** 练习题 **
1. 在文档节选中，本研究用Bliss法得出幼鲫96 h急性氨氮攻毒的LC₅₀是多少？
2. 把文档节选中以“3.1   氨氮胁迫对幼鲫的急性毒性效应”开头、以“发病，严重时致死^[16]。”结尾的部分一字不差地誊写出来。

** 文档节选 **

----------

3.1   氨氮胁迫对幼鲫的急性毒性效应

养殖水体中氨氮对鱼类的致毒作用主要是由于水体中非离子氨浓度过高，表现为不同程度的组织损伤^[15]。非离子氨对水生生物危害较大的主要原因是非离子氨是带有较强脂溶性的中性分子，它可以透过细胞膜进入水生生物体，影响水生生物体内的酶水解反应进程，对细胞膜稳定性也会产生影响，导致水生生物的某些生理生化指标与生长指标发生改变，引起水生生物发病，严重时致死^[16]。

本研究以幼鲫为试验对象进行96 h的急性氨氮攻毒，通过Bliss法得出其LC₅₀为289.29 mg·L⁻¹，SC按照LC₅₀的10%估算，为28.9 mg·L⁻¹。由于不同种类水生生物对氨氮胁迫的耐受力不同，因此受氨氮胁迫后的致死率也不相同。唐忠林等^[17]在对大口黑鲈（M. salmoides）北方亚种引进种F₁代幼鱼的急性氨氮胁迫研究中得到96 h半致死浓度和安全浓度分别为25.08 、2.51 mg·L⁻¹；杨西伟等^[18]在研究刀鲚（Coilia nasus）幼鱼的急性毒性时得到其96 h半致死浓度和安全浓度分别为46.83 mg·L⁻¹和4.68 mg·L⁻¹。幼鲫对于氨氮的毒性耐受力要高于大多数硬骨鱼的幼鱼^{[14, 15]}，也远高于经济虾蟹类^{[19 - 21]}，但低于海湾豹蟾鱼（Opsanus beta）、毒棘豹蟾鱼（Opsanus tau）和斑光蟾鱼（Porichthys notatus），因其具有通过尿素合成进行氨解毒的替代或附加机制^[22]。

3.2   慢性氨氮胁迫对幼鲫肝、肾组织的影响

肝脏是鱼体内最大的消化腺，其基本组织结构能很大程度上揭示鱼类的营养需求及生态习性的内部本质，在新陈代谢、解毒和免疫中都起着重要作用^[23]。研究表明，鱼体暴露在高浓度氨氮的水体中，会造成肝组织的损伤，导致其肝脏出现水肿、空泡化严重和局部坏死等病变^{[24 - 26]}。本研究中，肝脏出现肿大、空泡化、细胞核溶解、细胞轮廓不清晰等现象，且随着氨氮浓度的升高及胁迫时间的延长，肝组织损伤逐渐严重，这与其他鱼类中的研究结果一致。

----------

文档版面检测数据:
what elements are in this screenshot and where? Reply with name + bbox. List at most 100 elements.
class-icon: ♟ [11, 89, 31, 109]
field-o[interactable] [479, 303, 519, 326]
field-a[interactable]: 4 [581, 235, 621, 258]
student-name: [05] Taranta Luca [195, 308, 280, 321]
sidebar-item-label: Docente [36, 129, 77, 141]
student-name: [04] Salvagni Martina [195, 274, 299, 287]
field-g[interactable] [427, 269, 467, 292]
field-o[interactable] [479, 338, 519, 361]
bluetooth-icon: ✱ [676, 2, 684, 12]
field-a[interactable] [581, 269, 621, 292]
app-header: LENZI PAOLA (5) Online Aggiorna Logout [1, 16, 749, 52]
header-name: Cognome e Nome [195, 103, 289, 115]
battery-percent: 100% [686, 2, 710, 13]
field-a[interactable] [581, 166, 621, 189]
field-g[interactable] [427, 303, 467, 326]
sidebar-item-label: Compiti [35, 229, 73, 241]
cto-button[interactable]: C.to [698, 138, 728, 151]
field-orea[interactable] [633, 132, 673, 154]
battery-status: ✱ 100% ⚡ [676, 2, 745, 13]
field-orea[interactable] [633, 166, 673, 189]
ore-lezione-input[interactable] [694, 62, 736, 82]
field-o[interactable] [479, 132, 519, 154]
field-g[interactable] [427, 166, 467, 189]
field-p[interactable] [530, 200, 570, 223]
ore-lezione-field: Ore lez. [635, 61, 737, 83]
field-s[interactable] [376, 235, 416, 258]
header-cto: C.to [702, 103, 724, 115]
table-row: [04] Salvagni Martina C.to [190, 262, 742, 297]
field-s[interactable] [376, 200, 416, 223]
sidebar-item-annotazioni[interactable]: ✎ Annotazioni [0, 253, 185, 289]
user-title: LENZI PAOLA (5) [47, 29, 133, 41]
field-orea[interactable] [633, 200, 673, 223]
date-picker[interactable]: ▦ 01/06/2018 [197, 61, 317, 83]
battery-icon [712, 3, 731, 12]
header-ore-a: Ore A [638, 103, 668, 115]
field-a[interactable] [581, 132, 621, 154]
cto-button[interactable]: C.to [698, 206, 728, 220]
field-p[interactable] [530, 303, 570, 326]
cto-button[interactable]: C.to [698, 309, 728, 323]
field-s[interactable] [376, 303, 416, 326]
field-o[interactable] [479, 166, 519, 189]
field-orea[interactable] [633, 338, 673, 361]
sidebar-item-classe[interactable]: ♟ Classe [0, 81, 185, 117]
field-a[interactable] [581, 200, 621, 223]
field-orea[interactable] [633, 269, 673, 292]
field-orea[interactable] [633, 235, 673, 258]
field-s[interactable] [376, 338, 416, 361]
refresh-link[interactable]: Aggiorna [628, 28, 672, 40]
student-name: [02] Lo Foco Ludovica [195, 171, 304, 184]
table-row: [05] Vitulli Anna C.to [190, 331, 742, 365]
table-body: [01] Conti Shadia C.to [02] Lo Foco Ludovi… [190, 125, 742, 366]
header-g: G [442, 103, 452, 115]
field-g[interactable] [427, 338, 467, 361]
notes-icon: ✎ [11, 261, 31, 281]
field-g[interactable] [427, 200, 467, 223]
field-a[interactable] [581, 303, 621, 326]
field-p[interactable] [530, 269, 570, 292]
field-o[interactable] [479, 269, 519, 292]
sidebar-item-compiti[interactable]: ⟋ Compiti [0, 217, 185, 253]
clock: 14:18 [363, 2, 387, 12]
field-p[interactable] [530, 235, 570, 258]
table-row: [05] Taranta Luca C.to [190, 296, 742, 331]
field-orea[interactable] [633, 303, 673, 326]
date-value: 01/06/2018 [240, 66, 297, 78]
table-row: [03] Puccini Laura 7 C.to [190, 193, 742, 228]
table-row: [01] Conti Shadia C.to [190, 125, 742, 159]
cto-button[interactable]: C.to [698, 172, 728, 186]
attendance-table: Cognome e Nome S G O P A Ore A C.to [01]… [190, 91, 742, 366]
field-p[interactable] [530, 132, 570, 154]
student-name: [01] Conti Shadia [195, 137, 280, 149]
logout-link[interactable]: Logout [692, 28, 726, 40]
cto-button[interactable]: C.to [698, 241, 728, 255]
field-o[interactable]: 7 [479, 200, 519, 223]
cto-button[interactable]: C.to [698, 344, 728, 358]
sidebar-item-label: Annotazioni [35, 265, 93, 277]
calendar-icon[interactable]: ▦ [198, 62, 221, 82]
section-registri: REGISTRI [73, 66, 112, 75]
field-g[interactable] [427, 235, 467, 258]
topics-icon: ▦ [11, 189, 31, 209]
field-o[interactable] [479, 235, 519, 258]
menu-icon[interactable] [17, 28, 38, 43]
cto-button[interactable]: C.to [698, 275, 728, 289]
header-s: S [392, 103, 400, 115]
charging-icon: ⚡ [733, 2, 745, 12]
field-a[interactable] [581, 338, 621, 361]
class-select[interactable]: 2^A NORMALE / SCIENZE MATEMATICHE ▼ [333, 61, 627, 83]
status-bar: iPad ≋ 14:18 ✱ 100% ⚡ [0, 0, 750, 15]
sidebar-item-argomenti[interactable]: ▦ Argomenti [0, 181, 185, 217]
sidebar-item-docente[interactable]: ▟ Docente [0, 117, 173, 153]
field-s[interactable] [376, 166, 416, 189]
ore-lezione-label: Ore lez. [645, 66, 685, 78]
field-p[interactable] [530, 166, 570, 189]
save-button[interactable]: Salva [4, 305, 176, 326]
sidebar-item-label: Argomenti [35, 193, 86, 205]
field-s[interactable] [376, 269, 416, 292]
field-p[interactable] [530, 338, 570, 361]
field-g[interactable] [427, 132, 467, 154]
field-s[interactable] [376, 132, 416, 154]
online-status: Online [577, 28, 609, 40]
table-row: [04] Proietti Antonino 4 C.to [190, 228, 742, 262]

----------

** 练习答案 **
1. 289.29 mg·L⁻¹

2.
3.1   氨氮胁迫对幼鲫的急性毒性效应

养殖水体中氨氮对鱼类的致毒作用主要是由于水体中非离子氨浓度过高，表现为不同程度的组织损伤^[15]。非离子氨对水生生物危害较大的主要原因是非离子氨是带有较强脂溶性的中性分子，它可以透过细胞膜进入水生生物体，影响水生生物体内的酶水解反应进程，对细胞膜稳定性也会产生影响，导致水生生物的某些生理生化指标与生长指标发生改变，引起水生生物发病，严重时致死^[16]。